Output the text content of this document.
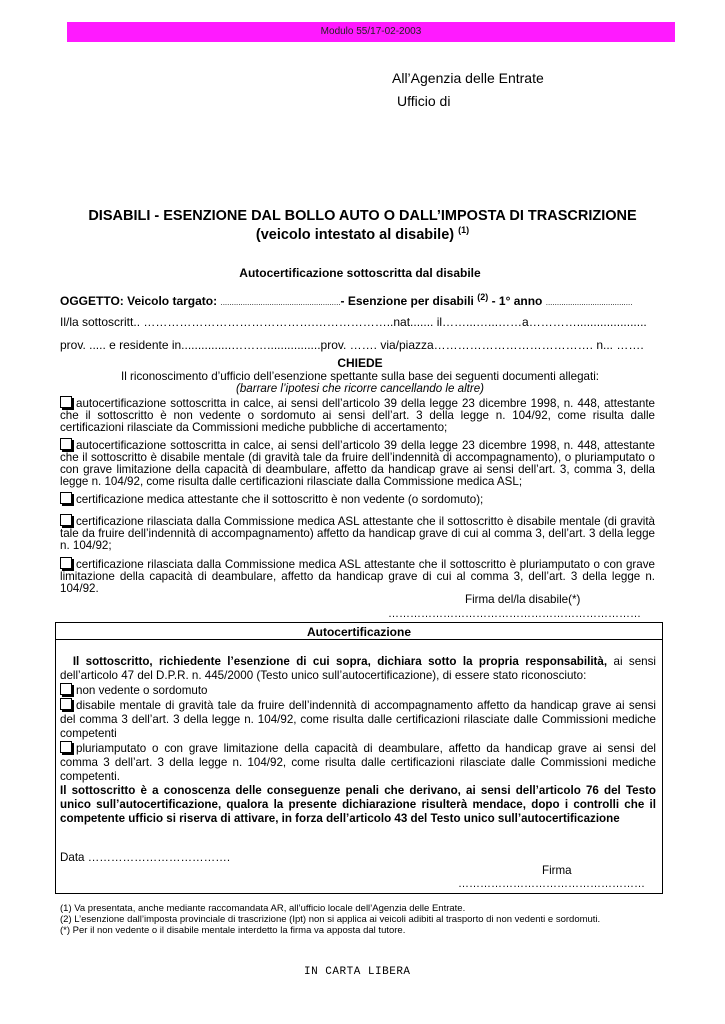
Modulo 55/17-02-2003
All’Agenzia delle Entrate
Ufficio di
DISABILI - ESENZIONE DAL BOLLO AUTO O DALL’IMPOSTA DI TRASCRIZIONE
(veicolo intestato al disabile) $^{(1)}$
Autocertificazione sottoscritta dal disabile
OGGETTO: Veicolo targato: ......................................................- Esenzione per disabili $^{(2)}$ - 1° anno .......................................
Il/la sottoscritt.. …………………………………….………………..nat....... il……...…...……a………….....................
prov. ..... e residente in...............………................prov. ……. via/piazza…………………………………. n... …….
CHIEDE
Il riconoscimento d’ufficio dell’esenzione spettante sulla base dei seguenti documenti allegati:
(barrare l’ipotesi che ricorre cancellando le altre)
autocertificazione sottoscritta in calce, ai sensi dell’articolo 39 della legge 23 dicembre 1998, n. 448, attestante che il sottoscritto è non vedente o sordomuto ai sensi dell’art. 3 della legge n. 104/92, come risulta dalle certificazioni rilasciate da Commissioni mediche pubbliche di accertamento;
autocertificazione sottoscritta in calce, ai sensi dell’articolo 39 della legge 23 dicembre 1998, n. 448, attestante che il sottoscritto è disabile mentale (di gravità tale da fruire dell’indennità di accompagnamento), o pluriamputato o con grave limitazione della capacità di deambulare, affetto da handicap grave ai sensi dell’art. 3, comma 3, della legge n. 104/92, come risulta dalle certificazioni rilasciate dalla Commissione medica ASL;
certificazione medica attestante che il sottoscritto è non vedente (o sordomuto);
certificazione rilasciata dalla Commissione medica ASL attestante che il sottoscritto è disabile mentale (di gravità tale da fruire dell’indennità di accompagnamento) affetto da handicap grave di cui al comma 3, dell’art. 3 della legge n. 104/92;
certificazione rilasciata dalla Commissione medica ASL attestante che il sottoscritto è pluriamputato o con grave limitazione della capacità di deambulare, affetto da handicap grave di cui al comma 3, dell’art. 3 della legge n. 104/92.
Firma del/la disabile(*)
……………………………………………………………
Autocertificazione
Il sottoscritto, richiedente l’esenzione di cui sopra, dichiara sotto la propria responsabilità, ai sensi dell’articolo 47 del D.P.R. n. 445/2000 (Testo unico sull’autocertificazione), di essere stato riconosciuto:
non vedente o sordomuto
disabile mentale di gravità tale da fruire dell’indennità di accompagnamento affetto da handicap grave ai sensi del comma 3 dell’art. 3 della legge n. 104/92, come risulta dalle certificazioni rilasciate dalle Commissioni mediche competenti
pluriamputato o con grave limitazione della capacità di deambulare, affetto da handicap grave ai sensi del comma 3 dell’art. 3 della legge n. 104/92, come risulta dalle certificazioni rilasciate dalle Commissioni mediche competenti.
Il sottoscritto è a conoscenza delle conseguenze penali che derivano, ai sensi dell’articolo 76 del Testo unico sull’autocertificazione, qualora la presente dichiarazione risulterà mendace, dopo i controlli che il competente ufficio si riserva di attivare, in forza dell’articolo 43 del Testo unico sull’autocertificazione
Data ……………………………….
Firma
……………………………………………
(1) Va presentata, anche mediante raccomandata AR, all’ufficio locale dell’Agenzia delle Entrate.
(2) L’esenzione dall’imposta provinciale di trascrizione (Ipt) non si applica ai veicoli adibiti al trasporto di non vedenti e sordomuti.
(*) Per il non vedente o il disabile mentale interdetto la firma va apposta dal tutore.
IN CARTA LIBERA
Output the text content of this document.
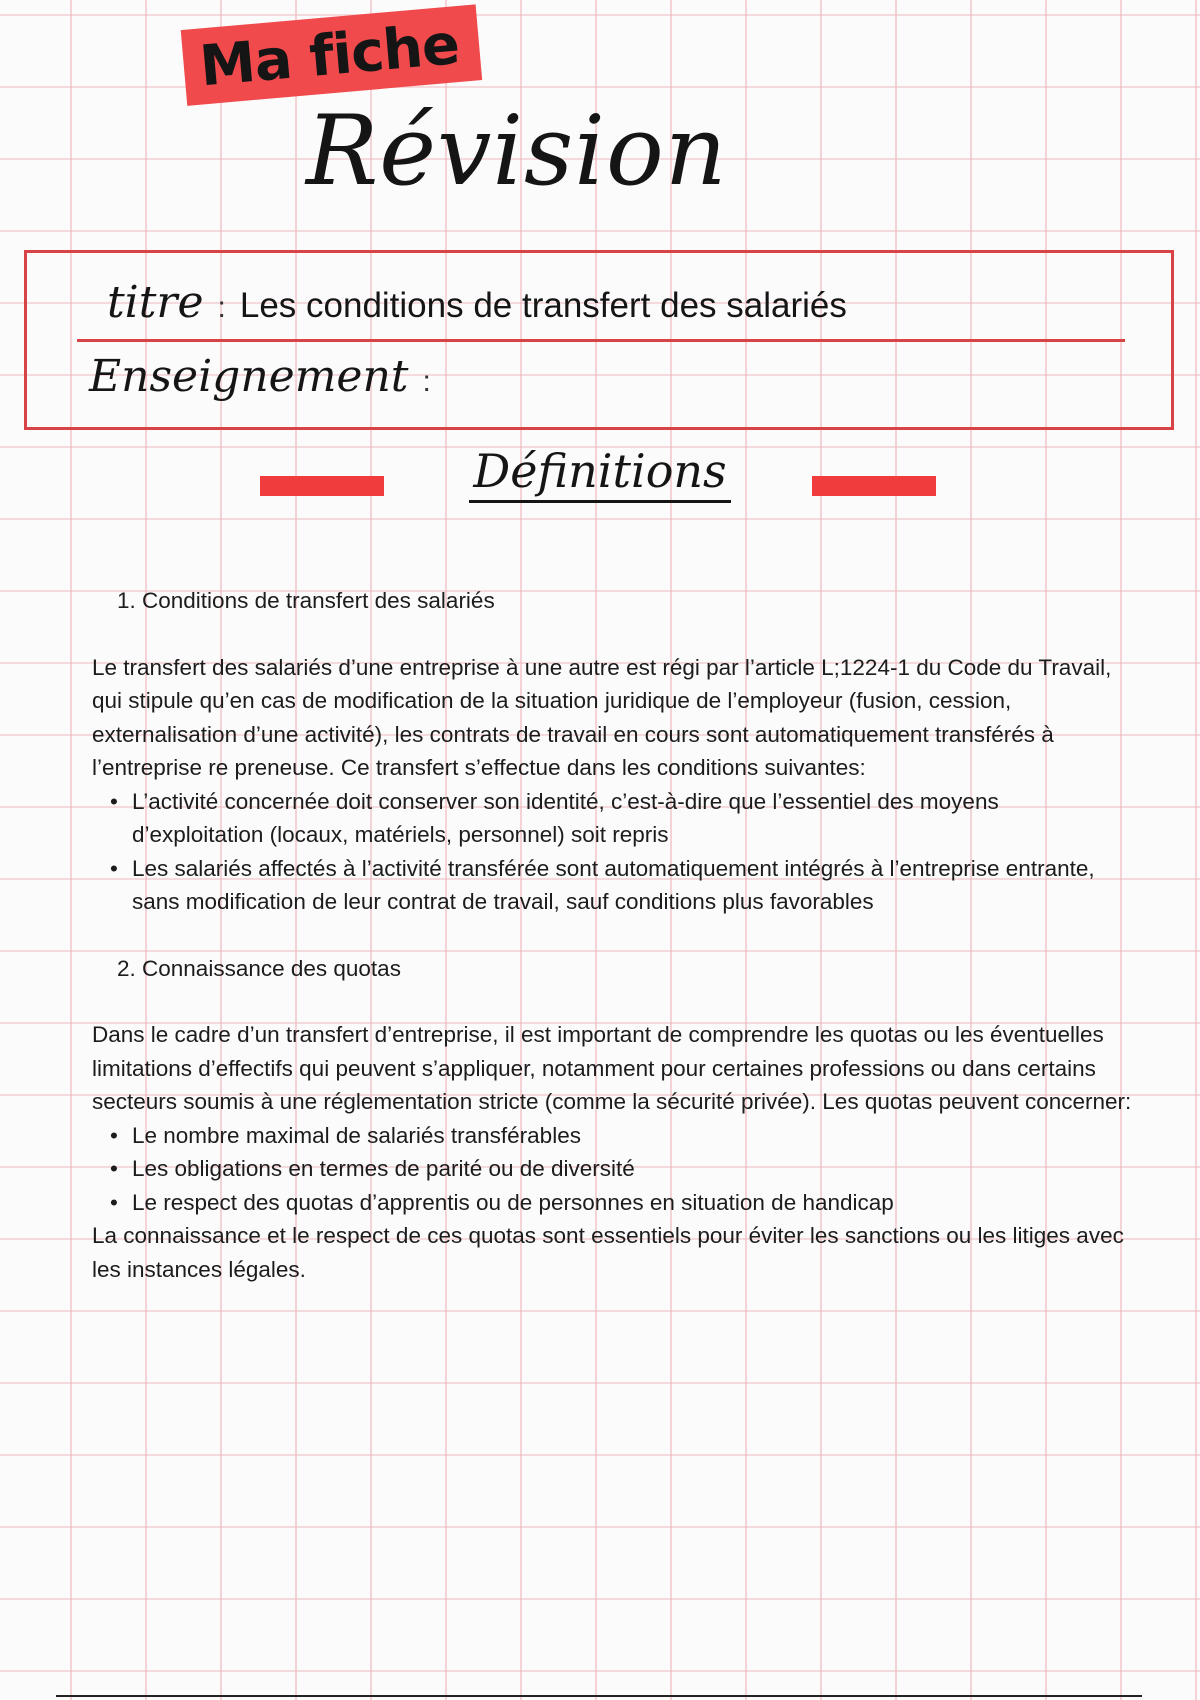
Ma fiche
Révision
titre : Les conditions de transfert des salariés
Enseignement :
Définitions
1. Conditions de transfert des salariés

Le transfert des salariés d’une entreprise à une autre est régi par l’article L;1224-1 du Code du Travail, qui stipule qu’en cas de modification de la situation juridique de l’employeur (fusion, cession, externalisation d’une activité), les contrats de travail en cours sont automatiquement transférés à l’entreprise re preneuse. Ce transfert s’effectue dans les conditions suivantes:

• L’activité concernée doit conserver son identité, c’est-à-dire que l’essentiel des moyens d’exploitation (locaux, matériels, personnel) soit repris
• Les salariés affectés à l’activité transférée sont automatiquement intégrés à l’entreprise entrante, sans modification de leur contrat de travail, sauf conditions plus favorables
2. Connaissance des quotas

Dans le cadre d’un transfert d’entreprise, il est important de comprendre les quotas ou les éventuelles limitations d’effectifs qui peuvent s’appliquer, notamment pour certaines professions ou dans certains secteurs soumis à une réglementation stricte (comme la sécurité privée). Les quotas peuvent concerner:

• Le nombre maximal de salariés transférables
• Les obligations en termes de parité ou de diversité
• Le respect des quotas d’apprentis ou de personnes en situation de handicap

La connaissance et le respect de ces quotas sont essentiels pour éviter les sanctions ou les litiges avec les instances légales.
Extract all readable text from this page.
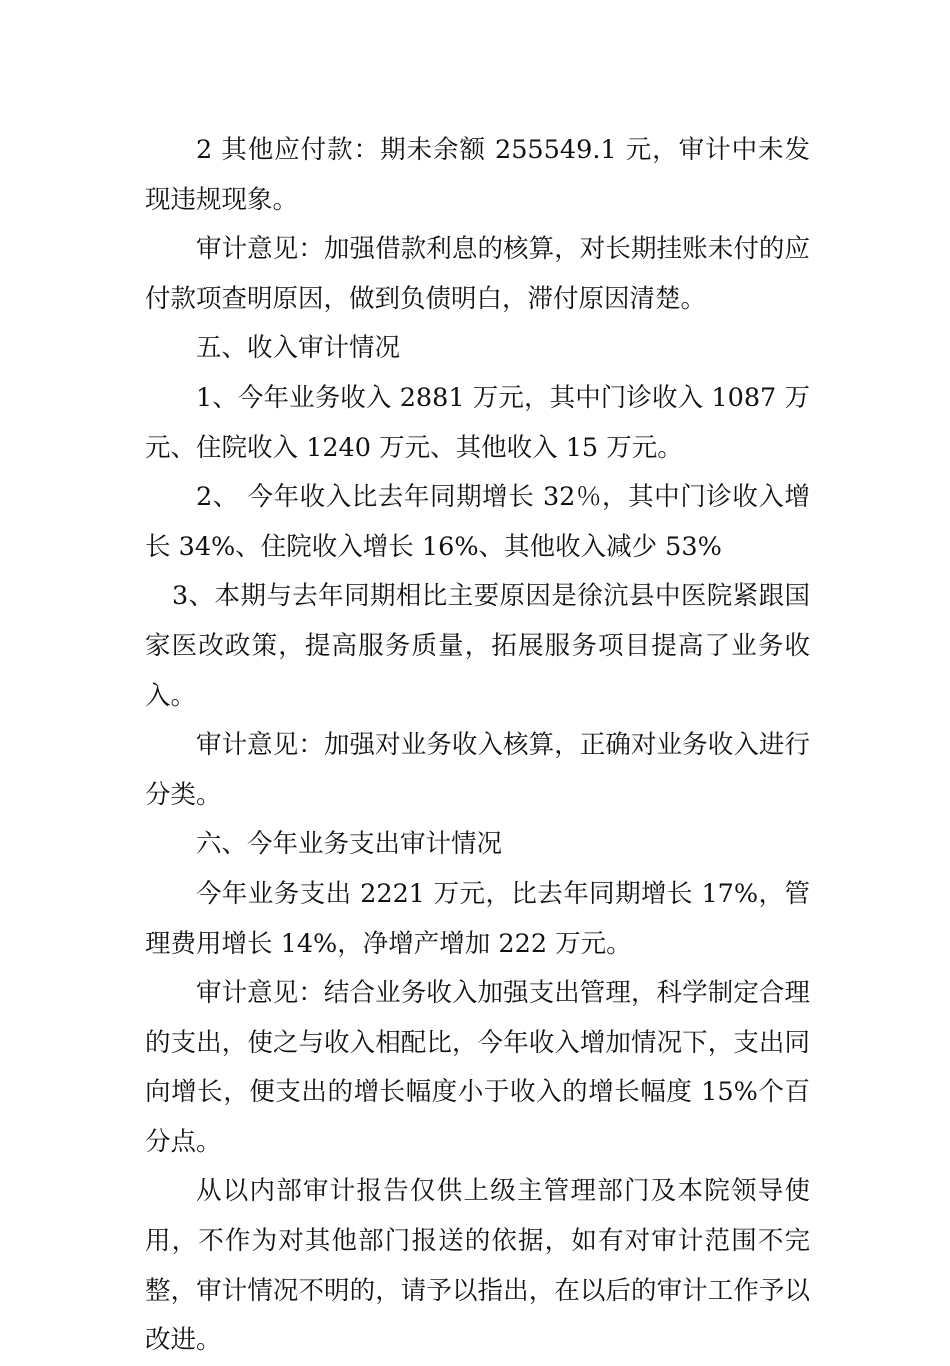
2 其他应付款：期未余额 255549.1 元，审计中未发现违规现象。

审计意见：加强借款利息的核算，对长期挂账未付的应付款项查明原因，做到负债明白，滞付原因清楚。

五、收入审计情况

1、今年业务收入 2881 万元，其中门诊收入 1087 万元、住院收入 1240 万元、其他收入 15 万元。

2、 今年收入比去年同期增长 32％，其中门诊收入增长 34%、住院收入增长 16%、其他收入减少 53%

3、本期与去年同期相比主要原因是徐沆县中医院紧跟国家医改政策，提高服务质量，拓展服务项目提高了业务收入。

审计意见：加强对业务收入核算，正确对业务收入进行分类。

六、今年业务支出审计情况

今年业务支出 2221 万元，比去年同期增长 17%，管理费用增长 14%，净增产增加 222 万元。

审计意见：结合业务收入加强支出管理，科学制定合理的支出，使之与收入相配比，今年收入增加情况下，支出同向增长，便支出的增长幅度小于收入的增长幅度 15%个百分点。

从以内部审计报告仅供上级主管理部门及本院领导使用，不作为对其他部门报送的依据，如有对审计范围不完整，审计情况不明的，请予以指出，在以后的审计工作予以改进。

To be done:
Exclude the pictures and transcribe all of the entries exactly.

Response to this exercise:
Output the text content of this document.
Modulo 55/17-02-2003
All’Agenzia delle Entrate
Ufficio di
DISABILI - ESENZIONE DAL BOLLO AUTO O DALL’IMPOSTA DI TRASCRIZIONE
(veicolo intestato al disabile) $^{(1)}$
Autocertificazione sottoscritta dal disabile
OGGETTO: Veicolo targato: ......................................................- Esenzione per disabili $^{(2)}$ - 1° anno .......................................
Il/la sottoscritt.. …………………………………….………………..nat....... il……...…...……a………….....................
prov. ..... e residente in...............………................prov. ……. via/piazza…………………………………. n... …….
CHIEDE
Il riconoscimento d’ufficio dell’esenzione spettante sulla base dei seguenti documenti allegati:
(barrare l’ipotesi che ricorre cancellando le altre)
autocertificazione sottoscritta in calce, ai sensi dell’articolo 39 della legge 23 dicembre 1998, n. 448, attestante che il sottoscritto è non vedente o sordomuto ai sensi dell’art. 3 della legge n. 104/92, come risulta dalle certificazioni rilasciate da Commissioni mediche pubbliche di accertamento;
autocertificazione sottoscritta in calce, ai sensi dell’articolo 39 della legge 23 dicembre 1998, n. 448, attestante che il sottoscritto è disabile mentale (di gravità tale da fruire dell’indennità di accompagnamento), o pluriamputato o con grave limitazione della capacità di deambulare, affetto da handicap grave ai sensi dell’art. 3, comma 3, della legge n. 104/92, come risulta dalle certificazioni rilasciate dalla Commissione medica ASL;
certificazione medica attestante che il sottoscritto è non vedente (o sordomuto);
certificazione rilasciata dalla Commissione medica ASL attestante che il sottoscritto è disabile mentale (di gravità tale da fruire dell’indennità di accompagnamento) affetto da handicap grave di cui al comma 3, dell’art. 3 della legge n. 104/92;
certificazione rilasciata dalla Commissione medica ASL attestante che il sottoscritto è pluriamputato o con grave limitazione della capacità di deambulare, affetto da handicap grave di cui al comma 3, dell’art. 3 della legge n. 104/92.
Firma del/la disabile(*)
……………………………………………………………
Autocertificazione
Il sottoscritto, richiedente l’esenzione di cui sopra, dichiara sotto la propria responsabilità, ai sensi dell’articolo 47 del D.P.R. n. 445/2000 (Testo unico sull’autocertificazione), di essere stato riconosciuto:
non vedente o sordomuto
disabile mentale di gravità tale da fruire dell’indennità di accompagnamento affetto da handicap grave ai sensi del comma 3 dell’art. 3 della legge n. 104/92, come risulta dalle certificazioni rilasciate dalle Commissioni mediche competenti
pluriamputato o con grave limitazione della capacità di deambulare, affetto da handicap grave ai sensi del comma 3 dell’art. 3 della legge n. 104/92, come risulta dalle certificazioni rilasciate dalle Commissioni mediche competenti.
Il sottoscritto è a conoscenza delle conseguenze penali che derivano, ai sensi dell’articolo 76 del Testo unico sull’autocertificazione, qualora la presente dichiarazione risulterà mendace, dopo i controlli che il competente ufficio si riserva di attivare, in forza dell’articolo 43 del Testo unico sull’autocertificazione
Data ……………………………….
Firma
……………………………………………
(1) Va presentata, anche mediante raccomandata AR, all’ufficio locale dell’Agenzia delle Entrate.
(2) L’esenzione dall’imposta provinciale di trascrizione (Ipt) non si applica ai veicoli adibiti al trasporto di non vedenti e sordomuti.
(*) Per il non vedente o il disabile mentale interdetto la firma va apposta dal tutore.
IN CARTA LIBERA
Output the text content of this document.
Ma fiche
Révision
titre : Les conditions de transfert des salariés
Enseignement :
Définitions
1. Conditions de transfert des salariés

Le transfert des salariés d’une entreprise à une autre est régi par l’article L;1224-1 du Code du Travail, qui stipule qu’en cas de modification de la situation juridique de l’employeur (fusion, cession, externalisation d’une activité), les contrats de travail en cours sont automatiquement transférés à l’entreprise re preneuse. Ce transfert s’effectue dans les conditions suivantes:

• L’activité concernée doit conserver son identité, c’est-à-dire que l’essentiel des moyens d’exploitation (locaux, matériels, personnel) soit repris
• Les salariés affectés à l’activité transférée sont automatiquement intégrés à l’entreprise entrante, sans modification de leur contrat de travail, sauf conditions plus favorables
2. Connaissance des quotas

Dans le cadre d’un transfert d’entreprise, il est important de comprendre les quotas ou les éventuelles limitations d’effectifs qui peuvent s’appliquer, notamment pour certaines professions ou dans certains secteurs soumis à une réglementation stricte (comme la sécurité privée). Les quotas peuvent concerner:

• Le nombre maximal de salariés transférables
• Les obligations en termes de parité ou de diversité
• Le respect des quotas d’apprentis ou de personnes en situation de handicap

La connaissance et le respect de ces quotas sont essentiels pour éviter les sanctions ou les litiges avec les instances légales.
Extract all readable text from this page.
2 其他应付款：期未余额 255549.1 元，审计中未发现违规现象。

审计意见：加强借款利息的核算，对长期挂账未付的应付款项查明原因，做到负债明白，滞付原因清楚。

五、收入审计情况

1、今年业务收入 2881 万元，其中门诊收入 1087 万元、住院收入 1240 万元、其他收入 15 万元。

2、 今年收入比去年同期增长 32％，其中门诊收入增长 34%、住院收入增长 16%、其他收入减少 53%

3、本期与去年同期相比主要原因是徐沆县中医院紧跟国家医改政策，提高服务质量，拓展服务项目提高了业务收入。

审计意见：加强对业务收入核算，正确对业务收入进行分类。

六、今年业务支出审计情况

今年业务支出 2221 万元，比去年同期增长 17%，管理费用增长 14%，净增产增加 222 万元。

审计意见：结合业务收入加强支出管理，科学制定合理的支出，使之与收入相配比，今年收入增加情况下，支出同向增长，便支出的增长幅度小于收入的增长幅度 15%个百分点。

从以内部审计报告仅供上级主管理部门及本院领导使用，不作为对其他部门报送的依据，如有对审计范围不完整，审计情况不明的，请予以指出，在以后的审计工作予以改进。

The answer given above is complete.